[Work instructions]: Say how many lines contain the string "help". Give no other output.

[Material supplied]:

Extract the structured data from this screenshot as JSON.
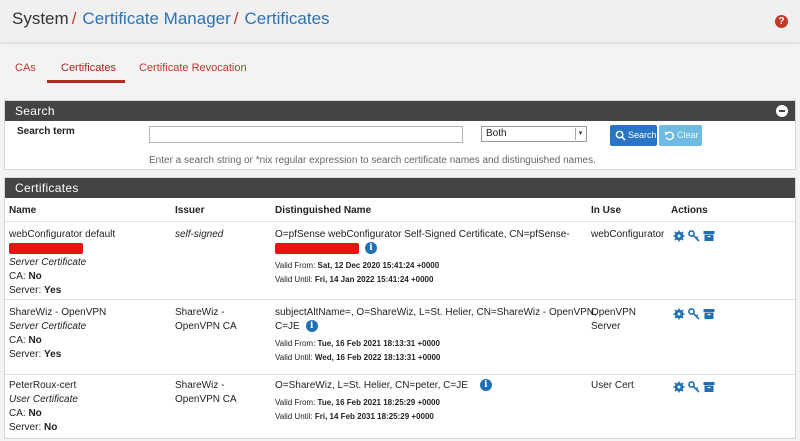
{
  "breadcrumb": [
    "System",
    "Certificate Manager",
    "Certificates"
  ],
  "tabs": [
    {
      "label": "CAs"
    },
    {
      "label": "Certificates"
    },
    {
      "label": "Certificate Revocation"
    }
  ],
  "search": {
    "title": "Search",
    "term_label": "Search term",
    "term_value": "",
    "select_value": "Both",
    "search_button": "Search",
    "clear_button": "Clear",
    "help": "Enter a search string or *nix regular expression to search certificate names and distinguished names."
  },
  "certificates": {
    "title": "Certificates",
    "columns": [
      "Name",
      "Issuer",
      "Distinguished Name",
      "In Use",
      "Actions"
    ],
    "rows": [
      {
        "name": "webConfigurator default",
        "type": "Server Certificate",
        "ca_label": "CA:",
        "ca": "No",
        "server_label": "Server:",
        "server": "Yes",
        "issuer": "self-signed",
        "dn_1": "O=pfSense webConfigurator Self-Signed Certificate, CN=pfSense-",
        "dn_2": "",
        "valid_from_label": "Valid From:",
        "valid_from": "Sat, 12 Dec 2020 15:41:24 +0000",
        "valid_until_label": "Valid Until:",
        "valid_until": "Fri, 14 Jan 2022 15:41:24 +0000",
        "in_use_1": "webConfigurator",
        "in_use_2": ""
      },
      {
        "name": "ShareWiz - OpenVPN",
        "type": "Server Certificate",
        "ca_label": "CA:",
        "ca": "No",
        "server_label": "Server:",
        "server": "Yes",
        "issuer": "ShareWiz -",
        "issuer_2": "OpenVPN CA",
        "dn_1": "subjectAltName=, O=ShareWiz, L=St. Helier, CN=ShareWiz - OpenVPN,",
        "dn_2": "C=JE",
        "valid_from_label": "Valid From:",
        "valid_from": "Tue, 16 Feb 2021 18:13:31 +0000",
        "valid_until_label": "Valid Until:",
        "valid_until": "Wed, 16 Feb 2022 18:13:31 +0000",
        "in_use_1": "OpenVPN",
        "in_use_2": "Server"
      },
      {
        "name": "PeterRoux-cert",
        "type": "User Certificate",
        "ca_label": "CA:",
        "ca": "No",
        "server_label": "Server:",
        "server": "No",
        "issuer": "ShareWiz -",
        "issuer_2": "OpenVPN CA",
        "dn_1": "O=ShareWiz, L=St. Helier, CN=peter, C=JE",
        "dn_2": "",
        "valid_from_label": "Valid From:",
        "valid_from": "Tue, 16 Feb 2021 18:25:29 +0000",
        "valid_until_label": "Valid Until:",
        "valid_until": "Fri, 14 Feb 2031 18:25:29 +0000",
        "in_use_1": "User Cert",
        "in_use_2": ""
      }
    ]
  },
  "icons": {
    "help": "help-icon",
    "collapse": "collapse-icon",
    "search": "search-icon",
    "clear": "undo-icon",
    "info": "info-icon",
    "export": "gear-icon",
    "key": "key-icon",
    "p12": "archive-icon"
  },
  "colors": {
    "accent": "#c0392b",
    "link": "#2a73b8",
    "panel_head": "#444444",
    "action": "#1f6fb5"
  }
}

[Output for this task]: 2